- GOAL
Using the data below, gather each line that includes the word "JSON".

- STORED ROWS
--

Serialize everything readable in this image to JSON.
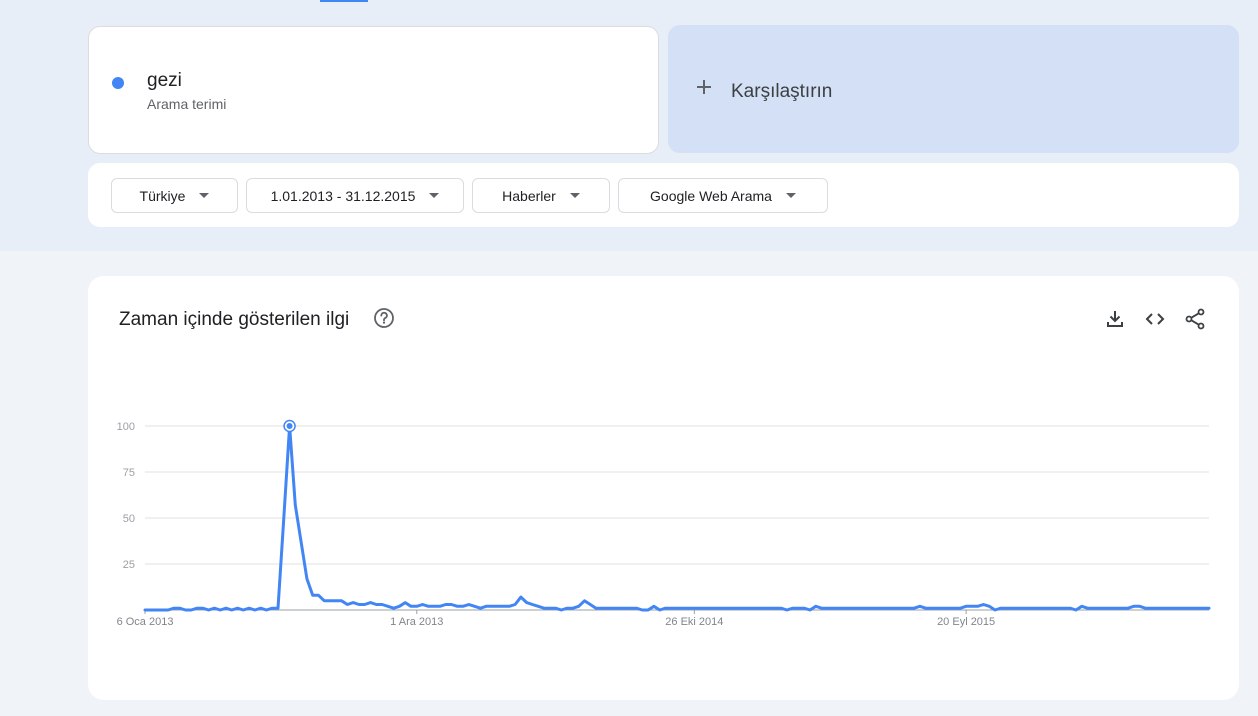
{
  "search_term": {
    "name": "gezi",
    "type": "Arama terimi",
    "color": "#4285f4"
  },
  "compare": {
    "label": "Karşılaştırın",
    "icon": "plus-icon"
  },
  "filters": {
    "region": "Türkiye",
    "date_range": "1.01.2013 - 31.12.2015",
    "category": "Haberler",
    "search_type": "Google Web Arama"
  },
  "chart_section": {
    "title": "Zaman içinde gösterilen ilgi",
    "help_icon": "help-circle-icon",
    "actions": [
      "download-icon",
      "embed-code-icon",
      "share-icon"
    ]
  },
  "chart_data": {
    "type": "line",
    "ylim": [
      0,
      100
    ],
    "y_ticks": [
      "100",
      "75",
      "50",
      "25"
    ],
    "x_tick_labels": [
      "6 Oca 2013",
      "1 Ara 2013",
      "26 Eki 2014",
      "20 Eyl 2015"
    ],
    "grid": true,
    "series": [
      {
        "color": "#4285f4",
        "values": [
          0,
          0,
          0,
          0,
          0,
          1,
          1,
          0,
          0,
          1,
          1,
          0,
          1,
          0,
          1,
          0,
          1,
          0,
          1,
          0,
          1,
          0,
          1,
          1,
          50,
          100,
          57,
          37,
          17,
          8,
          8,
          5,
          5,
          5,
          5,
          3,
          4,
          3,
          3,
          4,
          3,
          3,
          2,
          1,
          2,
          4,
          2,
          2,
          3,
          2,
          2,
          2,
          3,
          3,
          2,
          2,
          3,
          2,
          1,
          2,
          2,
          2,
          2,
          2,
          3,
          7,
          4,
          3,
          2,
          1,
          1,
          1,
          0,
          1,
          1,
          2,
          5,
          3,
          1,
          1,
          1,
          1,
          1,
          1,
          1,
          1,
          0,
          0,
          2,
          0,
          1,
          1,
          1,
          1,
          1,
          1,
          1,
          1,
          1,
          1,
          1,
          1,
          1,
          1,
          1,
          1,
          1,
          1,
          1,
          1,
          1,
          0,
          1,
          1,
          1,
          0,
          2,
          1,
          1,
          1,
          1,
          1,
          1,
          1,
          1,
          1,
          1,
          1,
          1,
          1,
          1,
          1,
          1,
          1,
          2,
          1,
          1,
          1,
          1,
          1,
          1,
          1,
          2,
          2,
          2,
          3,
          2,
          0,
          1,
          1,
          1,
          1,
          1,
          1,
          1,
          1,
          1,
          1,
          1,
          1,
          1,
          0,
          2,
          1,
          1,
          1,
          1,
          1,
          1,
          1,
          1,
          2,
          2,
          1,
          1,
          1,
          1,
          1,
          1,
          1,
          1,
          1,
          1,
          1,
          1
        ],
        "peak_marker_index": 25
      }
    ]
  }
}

--

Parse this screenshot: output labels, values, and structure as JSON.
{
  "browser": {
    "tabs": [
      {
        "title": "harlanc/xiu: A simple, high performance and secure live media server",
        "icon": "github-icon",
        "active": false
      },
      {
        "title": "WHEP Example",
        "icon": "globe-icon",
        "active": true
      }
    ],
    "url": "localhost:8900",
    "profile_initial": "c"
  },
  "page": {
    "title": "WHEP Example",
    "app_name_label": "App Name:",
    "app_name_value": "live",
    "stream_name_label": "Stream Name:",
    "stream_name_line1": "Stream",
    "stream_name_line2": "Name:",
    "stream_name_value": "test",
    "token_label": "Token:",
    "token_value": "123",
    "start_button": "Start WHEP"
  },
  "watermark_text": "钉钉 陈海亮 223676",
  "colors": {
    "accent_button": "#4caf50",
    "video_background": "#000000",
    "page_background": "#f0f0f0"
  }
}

--

- FULL RESPONSE
Serialize everything readable in this image to JSON.
Parse this screenshot: output labels, values, and structure as JSON.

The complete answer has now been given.